Your task is to reproduce the entries below word for word.

+++ Material provided +++

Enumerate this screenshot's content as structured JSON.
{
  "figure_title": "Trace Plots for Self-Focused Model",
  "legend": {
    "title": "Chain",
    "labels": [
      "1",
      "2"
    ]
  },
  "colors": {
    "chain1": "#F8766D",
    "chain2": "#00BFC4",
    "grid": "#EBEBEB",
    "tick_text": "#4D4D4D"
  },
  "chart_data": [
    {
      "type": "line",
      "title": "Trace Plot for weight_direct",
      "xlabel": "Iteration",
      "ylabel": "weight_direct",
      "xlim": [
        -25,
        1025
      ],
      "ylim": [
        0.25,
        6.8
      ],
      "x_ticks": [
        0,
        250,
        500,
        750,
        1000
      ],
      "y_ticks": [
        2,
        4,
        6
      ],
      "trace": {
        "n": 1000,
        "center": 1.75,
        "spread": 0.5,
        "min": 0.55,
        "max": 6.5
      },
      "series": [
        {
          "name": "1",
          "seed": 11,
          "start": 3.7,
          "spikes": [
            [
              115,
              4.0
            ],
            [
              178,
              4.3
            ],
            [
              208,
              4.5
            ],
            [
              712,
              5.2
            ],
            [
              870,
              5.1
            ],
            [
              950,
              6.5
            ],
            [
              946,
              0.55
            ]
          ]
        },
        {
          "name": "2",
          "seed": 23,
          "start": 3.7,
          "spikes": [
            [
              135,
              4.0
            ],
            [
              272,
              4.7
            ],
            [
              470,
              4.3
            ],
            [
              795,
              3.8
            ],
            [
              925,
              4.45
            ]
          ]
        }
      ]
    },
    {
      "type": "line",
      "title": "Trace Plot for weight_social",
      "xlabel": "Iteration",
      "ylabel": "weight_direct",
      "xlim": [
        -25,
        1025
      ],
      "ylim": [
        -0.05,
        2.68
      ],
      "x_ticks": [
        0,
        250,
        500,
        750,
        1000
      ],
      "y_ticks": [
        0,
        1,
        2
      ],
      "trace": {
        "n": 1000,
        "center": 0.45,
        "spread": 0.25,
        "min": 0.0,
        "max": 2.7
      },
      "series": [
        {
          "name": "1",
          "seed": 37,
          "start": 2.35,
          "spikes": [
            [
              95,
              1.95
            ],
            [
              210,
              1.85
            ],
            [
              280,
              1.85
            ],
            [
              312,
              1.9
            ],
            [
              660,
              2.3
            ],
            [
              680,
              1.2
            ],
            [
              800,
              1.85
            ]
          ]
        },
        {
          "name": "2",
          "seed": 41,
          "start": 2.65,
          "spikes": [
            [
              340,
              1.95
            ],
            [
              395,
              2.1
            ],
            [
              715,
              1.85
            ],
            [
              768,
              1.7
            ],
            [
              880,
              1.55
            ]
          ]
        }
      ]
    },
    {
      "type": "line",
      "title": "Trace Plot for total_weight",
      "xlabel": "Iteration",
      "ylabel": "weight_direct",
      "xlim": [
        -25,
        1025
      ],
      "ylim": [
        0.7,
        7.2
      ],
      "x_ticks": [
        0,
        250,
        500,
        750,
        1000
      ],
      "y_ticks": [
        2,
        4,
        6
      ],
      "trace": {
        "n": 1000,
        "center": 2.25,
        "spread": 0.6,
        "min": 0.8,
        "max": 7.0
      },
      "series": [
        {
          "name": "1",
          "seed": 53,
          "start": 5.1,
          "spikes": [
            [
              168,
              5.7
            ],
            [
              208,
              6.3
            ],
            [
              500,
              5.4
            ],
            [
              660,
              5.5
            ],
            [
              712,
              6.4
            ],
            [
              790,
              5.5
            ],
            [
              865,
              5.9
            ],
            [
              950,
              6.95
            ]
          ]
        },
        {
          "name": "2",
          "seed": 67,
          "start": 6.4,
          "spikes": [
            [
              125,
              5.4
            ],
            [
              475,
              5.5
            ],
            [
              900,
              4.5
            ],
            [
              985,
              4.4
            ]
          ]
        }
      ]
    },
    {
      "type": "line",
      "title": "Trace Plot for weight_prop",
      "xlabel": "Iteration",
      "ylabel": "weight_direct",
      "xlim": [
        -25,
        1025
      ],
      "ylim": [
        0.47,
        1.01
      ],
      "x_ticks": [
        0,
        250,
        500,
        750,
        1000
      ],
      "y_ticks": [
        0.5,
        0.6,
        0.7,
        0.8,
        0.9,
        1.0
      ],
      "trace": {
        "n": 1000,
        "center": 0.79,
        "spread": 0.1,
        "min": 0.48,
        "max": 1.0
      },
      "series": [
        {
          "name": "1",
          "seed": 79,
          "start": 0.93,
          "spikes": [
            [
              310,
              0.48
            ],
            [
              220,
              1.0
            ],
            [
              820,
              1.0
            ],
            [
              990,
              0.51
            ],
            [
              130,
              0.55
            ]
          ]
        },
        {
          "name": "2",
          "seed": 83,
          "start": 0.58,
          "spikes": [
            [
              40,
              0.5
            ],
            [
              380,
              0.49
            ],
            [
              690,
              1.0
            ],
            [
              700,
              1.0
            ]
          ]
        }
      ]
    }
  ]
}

+++

§ **Answer to the problem**:
Enumerate this screenshot's content as structured JSON.
{
  "figure_title": "Trace Plots for Self-Focused Model",
  "legend": {
    "title": "Chain",
    "labels": [
      "1",
      "2"
    ]
  },
  "colors": {
    "chain1": "#F8766D",
    "chain2": "#00BFC4",
    "grid": "#EBEBEB",
    "tick_text": "#4D4D4D"
  },
  "chart_data": [
    {
      "type": "line",
      "title": "Trace Plot for weight_direct",
      "xlabel": "Iteration",
      "ylabel": "weight_direct",
      "xlim": [
        -25,
        1025
      ],
      "ylim": [
        0.25,
        6.8
      ],
      "x_ticks": [
        0,
        250,
        500,
        750,
        1000
      ],
      "y_ticks": [
        2,
        4,
        6
      ],
      "trace": {
        "n": 1000,
        "center": 1.75,
        "spread": 0.5,
        "min": 0.55,
        "max": 6.5
      },
      "series": [
        {
          "name": "1",
          "seed": 11,
          "start": 3.7,
          "spikes": [
            [
              115,
              4.0
            ],
            [
              178,
              4.3
            ],
            [
              208,
              4.5
            ],
            [
              712,
              5.2
            ],
            [
              870,
              5.1
            ],
            [
              950,
              6.5
            ],
            [
              946,
              0.55
            ]
          ]
        },
        {
          "name": "2",
          "seed": 23,
          "start": 3.7,
          "spikes": [
            [
              135,
              4.0
            ],
            [
              272,
              4.7
            ],
            [
              470,
              4.3
            ],
            [
              795,
              3.8
            ],
            [
              925,
              4.45
            ]
          ]
        }
      ]
    },
    {
      "type": "line",
      "title": "Trace Plot for weight_social",
      "xlabel": "Iteration",
      "ylabel": "weight_direct",
      "xlim": [
        -25,
        1025
      ],
      "ylim": [
        -0.05,
        2.68
      ],
      "x_ticks": [
        0,
        250,
        500,
        750,
        1000
      ],
      "y_ticks": [
        0,
        1,
        2
      ],
      "trace": {
        "n": 1000,
        "center": 0.45,
        "spread": 0.25,
        "min": 0.0,
        "max": 2.7
      },
      "series": [
        {
          "name": "1",
          "seed": 37,
          "start": 2.35,
          "spikes": [
            [
              95,
              1.95
            ],
            [
              210,
              1.85
            ],
            [
              280,
              1.85
            ],
            [
              312,
              1.9
            ],
            [
              660,
              2.3
            ],
            [
              680,
              1.2
            ],
            [
              800,
              1.85
            ]
          ]
        },
        {
          "name": "2",
          "seed": 41,
          "start": 2.65,
          "spikes": [
            [
              340,
              1.95
            ],
            [
              395,
              2.1
            ],
            [
              715,
              1.85
            ],
            [
              768,
              1.7
            ],
            [
              880,
              1.55
            ]
          ]
        }
      ]
    },
    {
      "type": "line",
      "title": "Trace Plot for total_weight",
      "xlabel": "Iteration",
      "ylabel": "weight_direct",
      "xlim": [
        -25,
        1025
      ],
      "ylim": [
        0.7,
        7.2
      ],
      "x_ticks": [
        0,
        250,
        500,
        750,
        1000
      ],
      "y_ticks": [
        2,
        4,
        6
      ],
      "trace": {
        "n": 1000,
        "center": 2.25,
        "spread": 0.6,
        "min": 0.8,
        "max": 7.0
      },
      "series": [
        {
          "name": "1",
          "seed": 53,
          "start": 5.1,
          "spikes": [
            [
              168,
              5.7
            ],
            [
              208,
              6.3
            ],
            [
              500,
              5.4
            ],
            [
              660,
              5.5
            ],
            [
              712,
              6.4
            ],
            [
              790,
              5.5
            ],
            [
              865,
              5.9
            ],
            [
              950,
              6.95
            ]
          ]
        },
        {
          "name": "2",
          "seed": 67,
          "start": 6.4,
          "spikes": [
            [
              125,
              5.4
            ],
            [
              475,
              5.5
            ],
            [
              900,
              4.5
            ],
            [
              985,
              4.4
            ]
          ]
        }
      ]
    },
    {
      "type": "line",
      "title": "Trace Plot for weight_prop",
      "xlabel": "Iteration",
      "ylabel": "weight_direct",
      "xlim": [
        -25,
        1025
      ],
      "ylim": [
        0.47,
        1.01
      ],
      "x_ticks": [
        0,
        250,
        500,
        750,
        1000
      ],
      "y_ticks": [
        0.5,
        0.6,
        0.7,
        0.8,
        0.9,
        1.0
      ],
      "trace": {
        "n": 1000,
        "center": 0.79,
        "spread": 0.1,
        "min": 0.48,
        "max": 1.0
      },
      "series": [
        {
          "name": "1",
          "seed": 79,
          "start": 0.93,
          "spikes": [
            [
              310,
              0.48
            ],
            [
              220,
              1.0
            ],
            [
              820,
              1.0
            ],
            [
              990,
              0.51
            ],
            [
              130,
              0.55
            ]
          ]
        },
        {
          "name": "2",
          "seed": 83,
          "start": 0.58,
          "spikes": [
            [
              40,
              0.5
            ],
            [
              380,
              0.49
            ],
            [
              690,
              1.0
            ],
            [
              700,
              1.0
            ]
          ]
        }
      ]
    }
  ]
}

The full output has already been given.